Your goal — Reproduce every record below exactly as written, leaving out any pictures.

The data —

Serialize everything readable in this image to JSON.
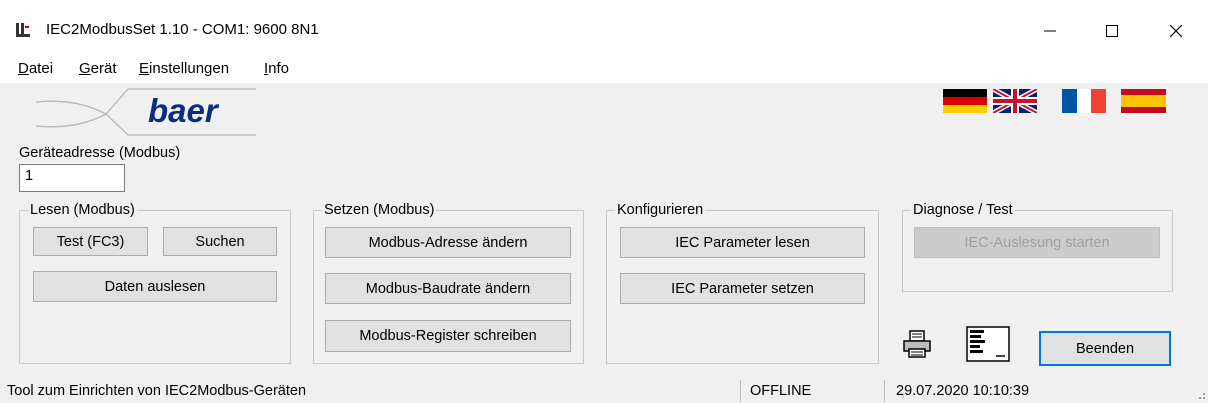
{
  "window": {
    "title": "IEC2ModbusSet 1.10 - COM1: 9600 8N1",
    "controls": {
      "minimize": "—",
      "maximize": "☐",
      "close": "✕"
    }
  },
  "menu": {
    "items": [
      {
        "accel": "D",
        "rest": "atei"
      },
      {
        "accel": "G",
        "rest": "erät"
      },
      {
        "accel": "E",
        "rest": "instellungen"
      },
      {
        "accel": "I",
        "rest": "nfo"
      }
    ]
  },
  "logo": {
    "text": "baer",
    "color": "#0a2d80"
  },
  "flags": [
    "german-flag-icon",
    "uk-flag-icon",
    "french-flag-icon",
    "spanish-flag-icon"
  ],
  "address": {
    "label": "Geräteadresse (Modbus)",
    "value": "1"
  },
  "groups": {
    "lesen": {
      "title": "Lesen (Modbus)",
      "test": "Test (FC3)",
      "search": "Suchen",
      "read": "Daten auslesen"
    },
    "setzen": {
      "title": "Setzen (Modbus)",
      "addr": "Modbus-Adresse ändern",
      "baud": "Modbus-Baudrate ändern",
      "reg": "Modbus-Register schreiben"
    },
    "konfig": {
      "title": "Konfigurieren",
      "read": "IEC Parameter lesen",
      "set": "IEC Parameter setzen"
    },
    "diag": {
      "title": "Diagnose / Test",
      "start": "IEC-Auslesung starten"
    }
  },
  "actions": {
    "exit": "Beenden"
  },
  "status": {
    "text": "Tool zum Einrichten von IEC2Modbus-Geräten",
    "connection": "OFFLINE",
    "datetime": "29.07.2020 10:10:39"
  },
  "colors": {
    "focus": "#0078d7",
    "disabled_text": "#a0a0a0"
  }
}
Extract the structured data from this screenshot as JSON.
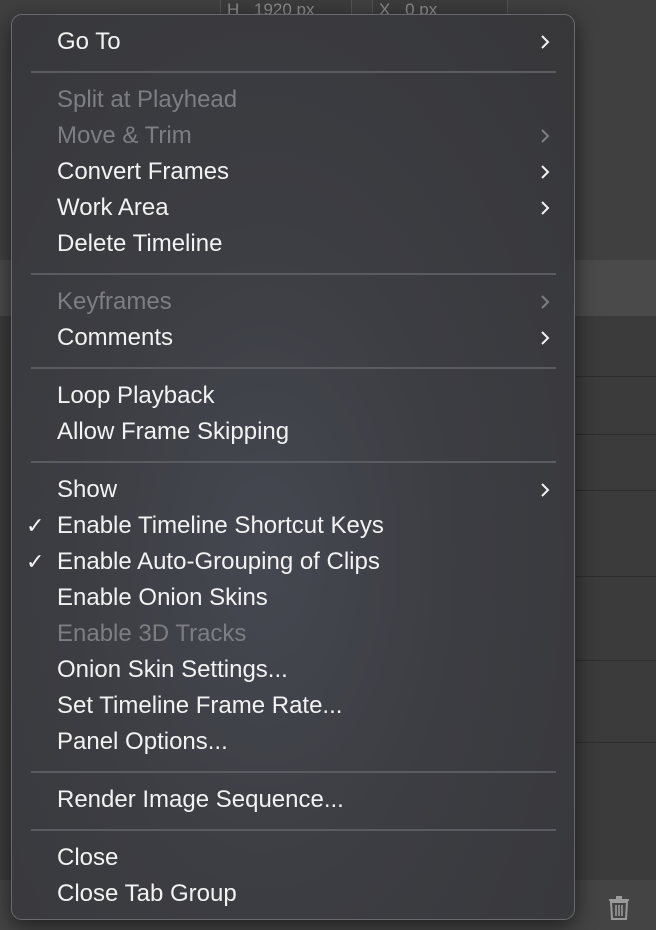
{
  "background": {
    "field_h_label": "H",
    "field_h_value": "1920 px",
    "field_x_label": "X",
    "field_x_value": "0 px"
  },
  "menu": {
    "items": [
      {
        "label": "Go To",
        "submenu": true,
        "enabled": true,
        "checked": false
      },
      {
        "label": "Split at Playhead",
        "submenu": false,
        "enabled": false,
        "checked": false
      },
      {
        "label": "Move & Trim",
        "submenu": true,
        "enabled": false,
        "checked": false
      },
      {
        "label": "Convert Frames",
        "submenu": true,
        "enabled": true,
        "checked": false
      },
      {
        "label": "Work Area",
        "submenu": true,
        "enabled": true,
        "checked": false
      },
      {
        "label": "Delete Timeline",
        "submenu": false,
        "enabled": true,
        "checked": false
      },
      {
        "label": "Keyframes",
        "submenu": true,
        "enabled": false,
        "checked": false
      },
      {
        "label": "Comments",
        "submenu": true,
        "enabled": true,
        "checked": false
      },
      {
        "label": "Loop Playback",
        "submenu": false,
        "enabled": true,
        "checked": false
      },
      {
        "label": "Allow Frame Skipping",
        "submenu": false,
        "enabled": true,
        "checked": false
      },
      {
        "label": "Show",
        "submenu": true,
        "enabled": true,
        "checked": false
      },
      {
        "label": "Enable Timeline Shortcut Keys",
        "submenu": false,
        "enabled": true,
        "checked": true
      },
      {
        "label": "Enable Auto-Grouping of Clips",
        "submenu": false,
        "enabled": true,
        "checked": true
      },
      {
        "label": "Enable Onion Skins",
        "submenu": false,
        "enabled": true,
        "checked": false
      },
      {
        "label": "Enable 3D Tracks",
        "submenu": false,
        "enabled": false,
        "checked": false
      },
      {
        "label": "Onion Skin Settings...",
        "submenu": false,
        "enabled": true,
        "checked": false
      },
      {
        "label": "Set Timeline Frame Rate...",
        "submenu": false,
        "enabled": true,
        "checked": false
      },
      {
        "label": "Panel Options...",
        "submenu": false,
        "enabled": true,
        "checked": false
      },
      {
        "label": "Render Image Sequence...",
        "submenu": false,
        "enabled": true,
        "checked": false
      },
      {
        "label": "Close",
        "submenu": false,
        "enabled": true,
        "checked": false
      },
      {
        "label": "Close Tab Group",
        "submenu": false,
        "enabled": true,
        "checked": false
      }
    ],
    "check_glyph": "✓"
  },
  "colors": {
    "enabled_text": "#f2f2f2",
    "disabled_text": "#7d7e83",
    "separator": "#5a5b60"
  }
}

Finished answer —
Serialize everything readable in this image to JSON.
{
  "window": {
    "title": "IEC2ModbusSet 1.10 - COM1: 9600 8N1",
    "controls": {
      "minimize": "—",
      "maximize": "☐",
      "close": "✕"
    }
  },
  "menu": {
    "items": [
      {
        "accel": "D",
        "rest": "atei"
      },
      {
        "accel": "G",
        "rest": "erät"
      },
      {
        "accel": "E",
        "rest": "instellungen"
      },
      {
        "accel": "I",
        "rest": "nfo"
      }
    ]
  },
  "logo": {
    "text": "baer",
    "color": "#0a2d80"
  },
  "flags": [
    "german-flag-icon",
    "uk-flag-icon",
    "french-flag-icon",
    "spanish-flag-icon"
  ],
  "address": {
    "label": "Geräteadresse (Modbus)",
    "value": "1"
  },
  "groups": {
    "lesen": {
      "title": "Lesen (Modbus)",
      "test": "Test (FC3)",
      "search": "Suchen",
      "read": "Daten auslesen"
    },
    "setzen": {
      "title": "Setzen (Modbus)",
      "addr": "Modbus-Adresse ändern",
      "baud": "Modbus-Baudrate ändern",
      "reg": "Modbus-Register schreiben"
    },
    "konfig": {
      "title": "Konfigurieren",
      "read": "IEC Parameter lesen",
      "set": "IEC Parameter setzen"
    },
    "diag": {
      "title": "Diagnose / Test",
      "start": "IEC-Auslesung starten"
    }
  },
  "actions": {
    "exit": "Beenden"
  },
  "status": {
    "text": "Tool zum Einrichten von IEC2Modbus-Geräten",
    "connection": "OFFLINE",
    "datetime": "29.07.2020 10:10:39"
  },
  "colors": {
    "focus": "#0078d7",
    "disabled_text": "#a0a0a0"
  }
}
Extract the structured data from this screenshot as JSON.
{
  "background": {
    "field_h_label": "H",
    "field_h_value": "1920 px",
    "field_x_label": "X",
    "field_x_value": "0 px"
  },
  "menu": {
    "items": [
      {
        "label": "Go To",
        "submenu": true,
        "enabled": true,
        "checked": false
      },
      {
        "label": "Split at Playhead",
        "submenu": false,
        "enabled": false,
        "checked": false
      },
      {
        "label": "Move & Trim",
        "submenu": true,
        "enabled": false,
        "checked": false
      },
      {
        "label": "Convert Frames",
        "submenu": true,
        "enabled": true,
        "checked": false
      },
      {
        "label": "Work Area",
        "submenu": true,
        "enabled": true,
        "checked": false
      },
      {
        "label": "Delete Timeline",
        "submenu": false,
        "enabled": true,
        "checked": false
      },
      {
        "label": "Keyframes",
        "submenu": true,
        "enabled": false,
        "checked": false
      },
      {
        "label": "Comments",
        "submenu": true,
        "enabled": true,
        "checked": false
      },
      {
        "label": "Loop Playback",
        "submenu": false,
        "enabled": true,
        "checked": false
      },
      {
        "label": "Allow Frame Skipping",
        "submenu": false,
        "enabled": true,
        "checked": false
      },
      {
        "label": "Show",
        "submenu": true,
        "enabled": true,
        "checked": false
      },
      {
        "label": "Enable Timeline Shortcut Keys",
        "submenu": false,
        "enabled": true,
        "checked": true
      },
      {
        "label": "Enable Auto-Grouping of Clips",
        "submenu": false,
        "enabled": true,
        "checked": true
      },
      {
        "label": "Enable Onion Skins",
        "submenu": false,
        "enabled": true,
        "checked": false
      },
      {
        "label": "Enable 3D Tracks",
        "submenu": false,
        "enabled": false,
        "checked": false
      },
      {
        "label": "Onion Skin Settings...",
        "submenu": false,
        "enabled": true,
        "checked": false
      },
      {
        "label": "Set Timeline Frame Rate...",
        "submenu": false,
        "enabled": true,
        "checked": false
      },
      {
        "label": "Panel Options...",
        "submenu": false,
        "enabled": true,
        "checked": false
      },
      {
        "label": "Render Image Sequence...",
        "submenu": false,
        "enabled": true,
        "checked": false
      },
      {
        "label": "Close",
        "submenu": false,
        "enabled": true,
        "checked": false
      },
      {
        "label": "Close Tab Group",
        "submenu": false,
        "enabled": true,
        "checked": false
      }
    ],
    "check_glyph": "✓"
  },
  "colors": {
    "enabled_text": "#f2f2f2",
    "disabled_text": "#7d7e83",
    "separator": "#5a5b60"
  }
}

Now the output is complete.